> **GIVEN RECORDS**
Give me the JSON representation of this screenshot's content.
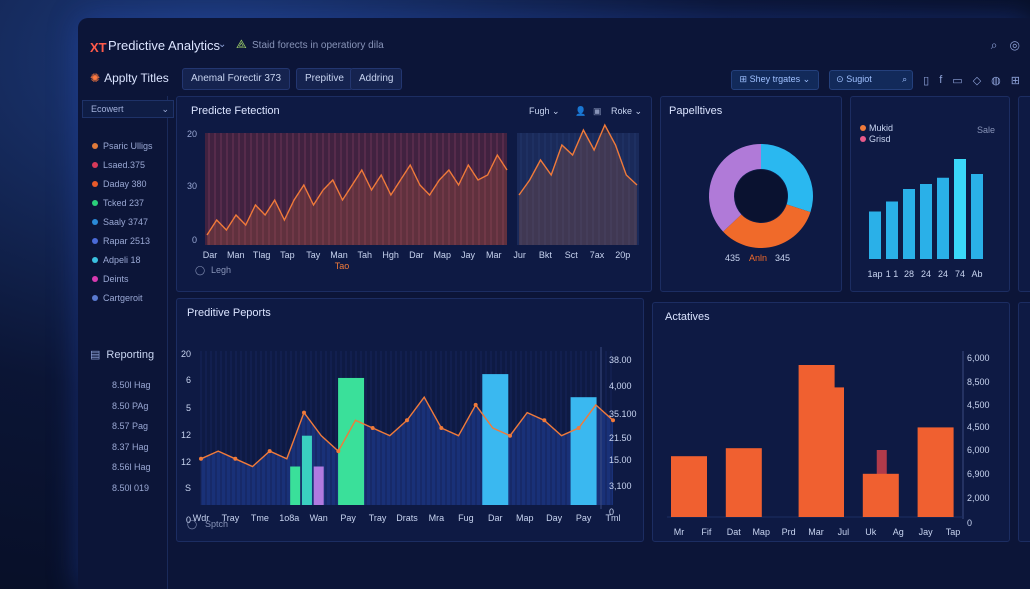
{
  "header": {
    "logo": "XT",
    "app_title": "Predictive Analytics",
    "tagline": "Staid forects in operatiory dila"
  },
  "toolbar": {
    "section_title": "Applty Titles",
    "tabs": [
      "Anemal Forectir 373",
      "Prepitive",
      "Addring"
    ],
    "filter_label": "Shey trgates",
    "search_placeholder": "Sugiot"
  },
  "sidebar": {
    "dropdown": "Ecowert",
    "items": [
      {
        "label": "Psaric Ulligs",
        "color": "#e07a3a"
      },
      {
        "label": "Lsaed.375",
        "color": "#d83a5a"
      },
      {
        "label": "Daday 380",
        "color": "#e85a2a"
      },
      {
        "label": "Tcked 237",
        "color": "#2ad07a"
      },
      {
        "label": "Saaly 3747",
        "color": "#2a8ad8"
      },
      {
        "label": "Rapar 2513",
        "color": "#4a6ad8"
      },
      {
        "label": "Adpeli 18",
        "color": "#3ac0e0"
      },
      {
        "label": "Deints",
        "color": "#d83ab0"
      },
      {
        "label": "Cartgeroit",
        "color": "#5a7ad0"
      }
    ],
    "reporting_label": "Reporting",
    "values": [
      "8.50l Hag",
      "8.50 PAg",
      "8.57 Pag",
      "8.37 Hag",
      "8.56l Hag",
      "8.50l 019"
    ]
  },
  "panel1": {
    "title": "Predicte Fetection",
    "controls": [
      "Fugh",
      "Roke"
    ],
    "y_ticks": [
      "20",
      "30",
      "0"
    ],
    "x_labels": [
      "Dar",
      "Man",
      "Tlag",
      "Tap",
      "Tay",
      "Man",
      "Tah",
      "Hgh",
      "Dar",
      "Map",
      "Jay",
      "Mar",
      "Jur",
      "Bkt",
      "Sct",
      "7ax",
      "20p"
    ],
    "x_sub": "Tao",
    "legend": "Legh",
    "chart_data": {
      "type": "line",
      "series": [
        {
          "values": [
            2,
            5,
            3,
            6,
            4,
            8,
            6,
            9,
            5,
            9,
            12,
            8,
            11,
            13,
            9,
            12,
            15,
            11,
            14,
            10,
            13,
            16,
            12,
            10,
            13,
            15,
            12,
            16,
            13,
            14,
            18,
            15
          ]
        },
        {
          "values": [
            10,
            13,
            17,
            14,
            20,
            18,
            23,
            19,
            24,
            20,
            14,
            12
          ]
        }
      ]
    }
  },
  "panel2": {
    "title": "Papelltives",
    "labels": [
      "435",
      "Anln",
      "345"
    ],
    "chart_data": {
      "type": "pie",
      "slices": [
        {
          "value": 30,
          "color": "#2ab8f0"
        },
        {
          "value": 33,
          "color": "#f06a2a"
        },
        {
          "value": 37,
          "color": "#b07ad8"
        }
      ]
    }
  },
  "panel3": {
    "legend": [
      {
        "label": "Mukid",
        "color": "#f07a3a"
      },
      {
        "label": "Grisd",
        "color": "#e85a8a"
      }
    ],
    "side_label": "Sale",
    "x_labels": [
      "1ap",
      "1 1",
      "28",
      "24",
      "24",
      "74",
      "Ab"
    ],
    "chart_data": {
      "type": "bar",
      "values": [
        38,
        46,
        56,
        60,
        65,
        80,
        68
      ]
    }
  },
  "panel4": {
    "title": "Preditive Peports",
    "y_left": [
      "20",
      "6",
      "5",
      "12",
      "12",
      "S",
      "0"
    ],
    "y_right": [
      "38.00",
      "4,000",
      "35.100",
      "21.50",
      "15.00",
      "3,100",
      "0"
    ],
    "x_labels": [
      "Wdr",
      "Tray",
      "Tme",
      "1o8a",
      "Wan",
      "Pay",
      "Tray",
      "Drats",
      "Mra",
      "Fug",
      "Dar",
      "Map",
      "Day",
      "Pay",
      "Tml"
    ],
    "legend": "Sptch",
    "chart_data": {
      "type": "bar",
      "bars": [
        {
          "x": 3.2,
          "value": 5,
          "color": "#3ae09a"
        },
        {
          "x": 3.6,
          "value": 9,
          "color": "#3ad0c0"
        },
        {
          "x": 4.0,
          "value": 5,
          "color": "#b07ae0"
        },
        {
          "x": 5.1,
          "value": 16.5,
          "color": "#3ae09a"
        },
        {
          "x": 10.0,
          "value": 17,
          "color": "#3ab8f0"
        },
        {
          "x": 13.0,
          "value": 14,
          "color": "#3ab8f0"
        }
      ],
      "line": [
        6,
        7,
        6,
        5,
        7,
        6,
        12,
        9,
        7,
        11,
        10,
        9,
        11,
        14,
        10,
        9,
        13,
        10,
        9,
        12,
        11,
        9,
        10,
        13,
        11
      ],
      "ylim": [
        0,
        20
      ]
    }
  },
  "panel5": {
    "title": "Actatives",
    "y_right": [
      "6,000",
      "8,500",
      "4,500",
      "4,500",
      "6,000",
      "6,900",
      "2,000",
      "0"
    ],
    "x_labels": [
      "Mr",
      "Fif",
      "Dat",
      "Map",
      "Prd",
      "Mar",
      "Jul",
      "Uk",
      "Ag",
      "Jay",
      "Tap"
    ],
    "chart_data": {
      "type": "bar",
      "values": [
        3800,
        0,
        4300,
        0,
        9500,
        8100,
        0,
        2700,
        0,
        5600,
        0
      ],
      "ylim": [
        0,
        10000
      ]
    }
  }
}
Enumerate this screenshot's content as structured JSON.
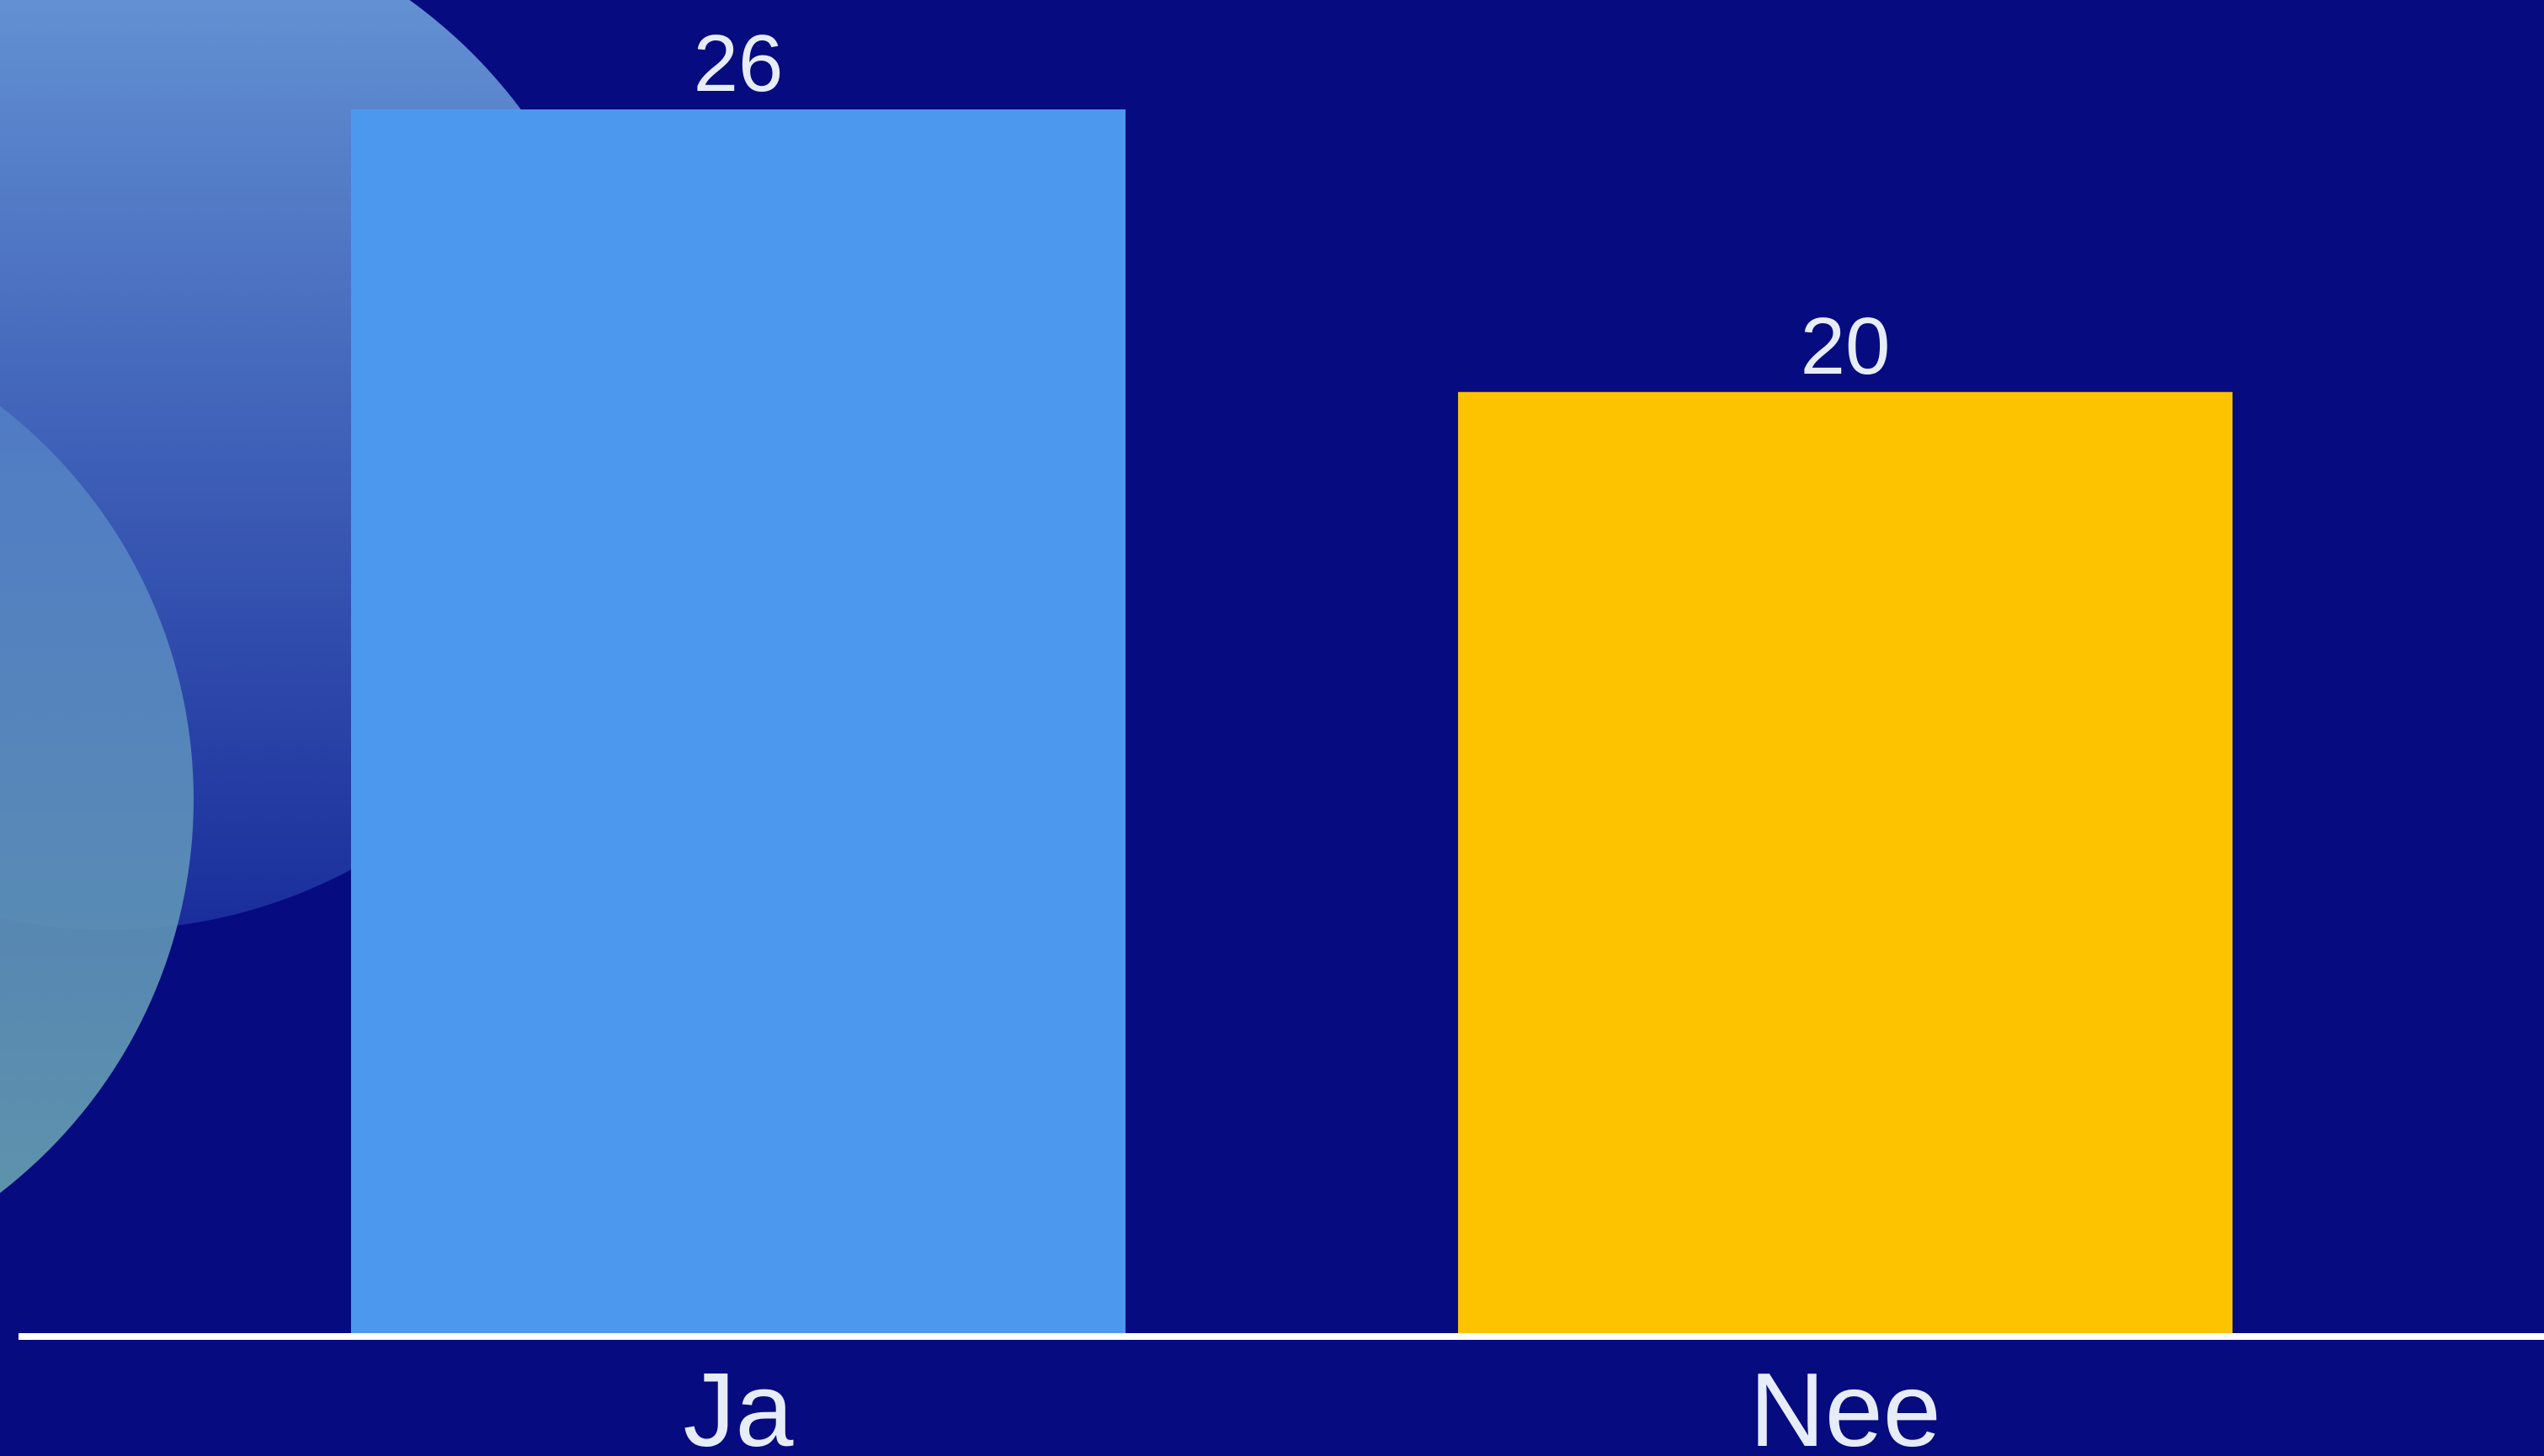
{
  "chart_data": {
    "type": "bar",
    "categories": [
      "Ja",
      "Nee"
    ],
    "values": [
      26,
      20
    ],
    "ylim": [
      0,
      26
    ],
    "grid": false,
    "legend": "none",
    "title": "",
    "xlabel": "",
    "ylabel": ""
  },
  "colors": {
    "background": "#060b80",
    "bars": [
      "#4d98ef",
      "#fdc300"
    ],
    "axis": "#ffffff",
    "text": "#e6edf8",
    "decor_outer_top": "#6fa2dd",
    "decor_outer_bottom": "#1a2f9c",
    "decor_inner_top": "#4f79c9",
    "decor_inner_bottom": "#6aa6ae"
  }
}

> **PROBLEM TO SOLVE**
Tally the lines of the material above that contain the word "JSON" and report the total alone.

> **WRITTEN ANSWER**
2